:: Input rows
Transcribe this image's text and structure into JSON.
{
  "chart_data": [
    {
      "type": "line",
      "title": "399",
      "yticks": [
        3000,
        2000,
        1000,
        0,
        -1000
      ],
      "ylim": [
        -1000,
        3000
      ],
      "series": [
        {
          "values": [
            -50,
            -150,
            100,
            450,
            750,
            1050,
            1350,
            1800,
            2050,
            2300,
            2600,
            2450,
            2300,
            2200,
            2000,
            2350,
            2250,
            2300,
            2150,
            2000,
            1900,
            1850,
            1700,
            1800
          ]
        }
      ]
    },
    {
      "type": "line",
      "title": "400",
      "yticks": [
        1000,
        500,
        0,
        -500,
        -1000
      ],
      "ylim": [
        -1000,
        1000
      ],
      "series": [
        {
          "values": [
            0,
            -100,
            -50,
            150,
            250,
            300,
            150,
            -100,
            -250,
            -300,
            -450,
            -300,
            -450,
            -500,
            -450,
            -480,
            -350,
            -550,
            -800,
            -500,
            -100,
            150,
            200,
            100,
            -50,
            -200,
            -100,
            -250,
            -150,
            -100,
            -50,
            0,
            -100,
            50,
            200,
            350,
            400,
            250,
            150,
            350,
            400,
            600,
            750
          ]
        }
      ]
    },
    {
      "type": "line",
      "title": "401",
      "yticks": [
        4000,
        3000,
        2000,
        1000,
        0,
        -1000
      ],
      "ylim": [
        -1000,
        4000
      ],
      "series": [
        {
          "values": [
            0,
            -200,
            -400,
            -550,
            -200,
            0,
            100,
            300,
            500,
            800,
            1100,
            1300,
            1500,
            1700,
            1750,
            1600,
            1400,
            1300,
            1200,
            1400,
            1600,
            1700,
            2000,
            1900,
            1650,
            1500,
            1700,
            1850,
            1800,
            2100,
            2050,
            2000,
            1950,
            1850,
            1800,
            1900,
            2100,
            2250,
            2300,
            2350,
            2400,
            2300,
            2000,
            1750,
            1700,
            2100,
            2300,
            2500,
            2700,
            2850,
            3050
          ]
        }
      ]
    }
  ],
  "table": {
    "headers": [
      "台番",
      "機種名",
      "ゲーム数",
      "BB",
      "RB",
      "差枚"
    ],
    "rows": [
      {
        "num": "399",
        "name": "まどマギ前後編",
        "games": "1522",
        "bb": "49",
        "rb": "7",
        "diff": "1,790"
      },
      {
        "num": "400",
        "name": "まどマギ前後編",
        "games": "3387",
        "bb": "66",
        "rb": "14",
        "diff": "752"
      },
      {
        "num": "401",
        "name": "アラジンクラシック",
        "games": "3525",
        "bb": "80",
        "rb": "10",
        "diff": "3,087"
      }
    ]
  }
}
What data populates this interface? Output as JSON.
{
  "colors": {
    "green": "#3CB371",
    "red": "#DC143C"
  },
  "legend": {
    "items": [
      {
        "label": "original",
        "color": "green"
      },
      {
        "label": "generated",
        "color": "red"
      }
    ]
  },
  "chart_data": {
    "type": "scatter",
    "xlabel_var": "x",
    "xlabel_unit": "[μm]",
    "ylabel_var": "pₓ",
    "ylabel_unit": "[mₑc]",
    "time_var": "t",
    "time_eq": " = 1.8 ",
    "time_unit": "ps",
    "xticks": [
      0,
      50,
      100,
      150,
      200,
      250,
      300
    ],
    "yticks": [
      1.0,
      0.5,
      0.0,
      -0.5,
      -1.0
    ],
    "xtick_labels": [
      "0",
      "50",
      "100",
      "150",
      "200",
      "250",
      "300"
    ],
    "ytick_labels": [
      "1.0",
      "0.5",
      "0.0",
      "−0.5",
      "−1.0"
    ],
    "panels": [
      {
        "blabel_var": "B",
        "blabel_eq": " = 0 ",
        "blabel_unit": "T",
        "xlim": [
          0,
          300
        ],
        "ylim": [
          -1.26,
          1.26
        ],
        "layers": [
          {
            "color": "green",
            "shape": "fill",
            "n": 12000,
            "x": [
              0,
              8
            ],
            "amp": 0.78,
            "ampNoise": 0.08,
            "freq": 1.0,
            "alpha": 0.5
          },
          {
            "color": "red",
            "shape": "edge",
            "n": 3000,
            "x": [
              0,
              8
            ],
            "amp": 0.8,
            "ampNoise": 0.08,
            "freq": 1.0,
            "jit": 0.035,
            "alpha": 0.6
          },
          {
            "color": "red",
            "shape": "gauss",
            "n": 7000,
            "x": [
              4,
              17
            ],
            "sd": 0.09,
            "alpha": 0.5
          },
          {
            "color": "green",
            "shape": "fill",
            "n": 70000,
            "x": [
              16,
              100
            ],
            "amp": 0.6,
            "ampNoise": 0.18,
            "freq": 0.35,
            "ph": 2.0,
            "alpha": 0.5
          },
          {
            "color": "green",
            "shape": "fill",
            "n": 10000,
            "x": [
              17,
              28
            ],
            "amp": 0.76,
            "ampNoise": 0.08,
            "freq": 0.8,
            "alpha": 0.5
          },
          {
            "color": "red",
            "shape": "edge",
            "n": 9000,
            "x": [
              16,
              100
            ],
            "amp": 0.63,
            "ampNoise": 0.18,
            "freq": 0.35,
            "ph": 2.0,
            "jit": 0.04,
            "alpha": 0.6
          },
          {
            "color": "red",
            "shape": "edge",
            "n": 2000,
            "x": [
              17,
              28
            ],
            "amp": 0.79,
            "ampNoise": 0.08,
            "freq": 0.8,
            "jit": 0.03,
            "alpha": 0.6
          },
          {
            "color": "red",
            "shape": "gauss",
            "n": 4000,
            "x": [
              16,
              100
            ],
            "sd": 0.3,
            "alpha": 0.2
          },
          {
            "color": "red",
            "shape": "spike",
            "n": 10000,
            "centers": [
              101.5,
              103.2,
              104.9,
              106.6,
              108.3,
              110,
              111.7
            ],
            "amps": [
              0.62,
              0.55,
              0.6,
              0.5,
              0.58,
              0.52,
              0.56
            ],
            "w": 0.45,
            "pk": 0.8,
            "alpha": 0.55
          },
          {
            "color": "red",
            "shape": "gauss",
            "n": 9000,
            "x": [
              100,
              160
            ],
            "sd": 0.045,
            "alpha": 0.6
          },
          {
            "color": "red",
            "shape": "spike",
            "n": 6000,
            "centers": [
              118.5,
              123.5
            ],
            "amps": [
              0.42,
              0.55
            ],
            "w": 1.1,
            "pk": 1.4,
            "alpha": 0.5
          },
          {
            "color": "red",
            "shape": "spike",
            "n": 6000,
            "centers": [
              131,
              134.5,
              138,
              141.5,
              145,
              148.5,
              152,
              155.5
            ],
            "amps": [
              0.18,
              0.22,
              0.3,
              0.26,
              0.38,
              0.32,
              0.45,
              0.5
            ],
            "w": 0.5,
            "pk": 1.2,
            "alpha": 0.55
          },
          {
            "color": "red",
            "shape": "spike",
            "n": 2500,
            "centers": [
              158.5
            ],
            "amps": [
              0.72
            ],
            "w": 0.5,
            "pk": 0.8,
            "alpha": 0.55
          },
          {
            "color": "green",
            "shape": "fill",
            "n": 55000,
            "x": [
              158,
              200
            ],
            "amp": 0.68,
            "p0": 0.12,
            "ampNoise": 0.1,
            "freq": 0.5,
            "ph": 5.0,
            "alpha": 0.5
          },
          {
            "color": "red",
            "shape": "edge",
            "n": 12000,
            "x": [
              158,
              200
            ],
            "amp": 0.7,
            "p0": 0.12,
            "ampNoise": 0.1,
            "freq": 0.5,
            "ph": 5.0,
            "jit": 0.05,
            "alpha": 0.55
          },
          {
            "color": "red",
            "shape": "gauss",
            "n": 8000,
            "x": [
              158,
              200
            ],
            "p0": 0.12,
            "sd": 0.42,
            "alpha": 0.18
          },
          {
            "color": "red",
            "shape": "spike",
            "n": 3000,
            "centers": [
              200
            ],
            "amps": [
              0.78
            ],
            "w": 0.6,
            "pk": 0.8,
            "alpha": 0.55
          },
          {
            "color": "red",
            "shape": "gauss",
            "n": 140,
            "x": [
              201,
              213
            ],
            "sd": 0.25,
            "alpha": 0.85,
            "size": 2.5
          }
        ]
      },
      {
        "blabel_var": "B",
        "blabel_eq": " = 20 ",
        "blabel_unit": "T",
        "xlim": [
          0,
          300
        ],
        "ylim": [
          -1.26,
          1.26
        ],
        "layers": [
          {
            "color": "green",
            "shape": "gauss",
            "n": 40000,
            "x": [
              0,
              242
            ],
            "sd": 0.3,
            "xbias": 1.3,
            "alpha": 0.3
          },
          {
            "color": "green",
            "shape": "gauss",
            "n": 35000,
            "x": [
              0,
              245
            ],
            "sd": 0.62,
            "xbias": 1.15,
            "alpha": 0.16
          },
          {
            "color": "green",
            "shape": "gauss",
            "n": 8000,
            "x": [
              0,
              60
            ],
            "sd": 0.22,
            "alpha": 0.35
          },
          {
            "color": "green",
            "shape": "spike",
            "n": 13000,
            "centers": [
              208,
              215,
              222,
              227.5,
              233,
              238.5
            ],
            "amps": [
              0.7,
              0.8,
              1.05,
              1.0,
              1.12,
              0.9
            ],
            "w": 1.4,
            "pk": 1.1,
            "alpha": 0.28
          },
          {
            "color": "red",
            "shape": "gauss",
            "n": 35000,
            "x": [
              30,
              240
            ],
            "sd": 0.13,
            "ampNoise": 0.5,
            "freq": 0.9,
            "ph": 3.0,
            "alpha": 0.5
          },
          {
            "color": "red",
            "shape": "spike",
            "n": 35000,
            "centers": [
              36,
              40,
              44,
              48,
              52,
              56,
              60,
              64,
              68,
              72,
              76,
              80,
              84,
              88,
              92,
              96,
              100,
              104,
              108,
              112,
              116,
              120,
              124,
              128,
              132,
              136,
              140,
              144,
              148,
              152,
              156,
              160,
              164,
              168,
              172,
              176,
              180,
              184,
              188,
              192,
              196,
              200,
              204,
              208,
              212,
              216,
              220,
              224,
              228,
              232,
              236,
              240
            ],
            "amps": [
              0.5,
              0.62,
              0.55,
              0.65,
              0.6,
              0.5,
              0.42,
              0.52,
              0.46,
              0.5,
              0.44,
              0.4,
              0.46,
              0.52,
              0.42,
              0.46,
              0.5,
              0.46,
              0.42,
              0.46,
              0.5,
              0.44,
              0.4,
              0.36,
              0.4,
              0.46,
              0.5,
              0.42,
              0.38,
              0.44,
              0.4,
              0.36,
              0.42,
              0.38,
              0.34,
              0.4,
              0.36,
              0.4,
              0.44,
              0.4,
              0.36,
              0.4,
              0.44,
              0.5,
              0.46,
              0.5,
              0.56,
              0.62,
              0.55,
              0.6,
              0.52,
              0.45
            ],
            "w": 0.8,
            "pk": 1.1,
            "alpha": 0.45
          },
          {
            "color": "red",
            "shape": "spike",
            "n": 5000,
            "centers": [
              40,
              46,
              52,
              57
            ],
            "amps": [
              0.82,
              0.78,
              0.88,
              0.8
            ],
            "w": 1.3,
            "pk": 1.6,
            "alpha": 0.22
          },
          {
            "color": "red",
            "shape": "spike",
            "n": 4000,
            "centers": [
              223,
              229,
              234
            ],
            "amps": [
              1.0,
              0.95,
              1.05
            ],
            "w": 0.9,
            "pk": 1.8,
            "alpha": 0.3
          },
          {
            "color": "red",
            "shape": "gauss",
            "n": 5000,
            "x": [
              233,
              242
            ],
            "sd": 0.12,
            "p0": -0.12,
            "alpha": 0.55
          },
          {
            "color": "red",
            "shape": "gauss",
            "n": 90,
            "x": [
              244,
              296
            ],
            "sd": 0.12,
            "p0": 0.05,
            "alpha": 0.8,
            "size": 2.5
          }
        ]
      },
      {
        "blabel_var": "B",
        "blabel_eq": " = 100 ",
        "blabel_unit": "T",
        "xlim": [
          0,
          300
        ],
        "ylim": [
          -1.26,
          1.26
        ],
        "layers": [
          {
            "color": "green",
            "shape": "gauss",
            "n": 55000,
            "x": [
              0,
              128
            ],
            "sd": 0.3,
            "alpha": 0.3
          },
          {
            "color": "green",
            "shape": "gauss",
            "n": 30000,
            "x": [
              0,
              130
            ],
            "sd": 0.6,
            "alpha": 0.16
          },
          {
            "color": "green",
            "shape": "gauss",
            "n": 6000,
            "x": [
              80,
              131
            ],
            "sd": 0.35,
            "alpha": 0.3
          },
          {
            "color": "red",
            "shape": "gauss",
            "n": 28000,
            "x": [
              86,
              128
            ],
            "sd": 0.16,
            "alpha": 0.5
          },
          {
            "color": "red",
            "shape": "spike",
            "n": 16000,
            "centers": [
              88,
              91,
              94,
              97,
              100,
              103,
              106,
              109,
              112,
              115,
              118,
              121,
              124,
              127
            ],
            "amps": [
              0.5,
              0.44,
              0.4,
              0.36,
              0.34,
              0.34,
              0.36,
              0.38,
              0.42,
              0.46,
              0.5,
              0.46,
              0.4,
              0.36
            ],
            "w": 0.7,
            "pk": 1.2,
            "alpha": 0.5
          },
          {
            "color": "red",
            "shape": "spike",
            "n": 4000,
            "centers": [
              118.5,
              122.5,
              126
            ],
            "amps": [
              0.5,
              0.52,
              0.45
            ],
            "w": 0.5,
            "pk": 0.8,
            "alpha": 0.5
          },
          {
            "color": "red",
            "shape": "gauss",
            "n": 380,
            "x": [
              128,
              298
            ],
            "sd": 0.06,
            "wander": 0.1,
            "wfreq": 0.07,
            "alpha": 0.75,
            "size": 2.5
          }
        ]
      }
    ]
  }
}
::::
Of all the lines above, how many contain the word "JSON"? Give the number and nothing else.

▶ Full output: 2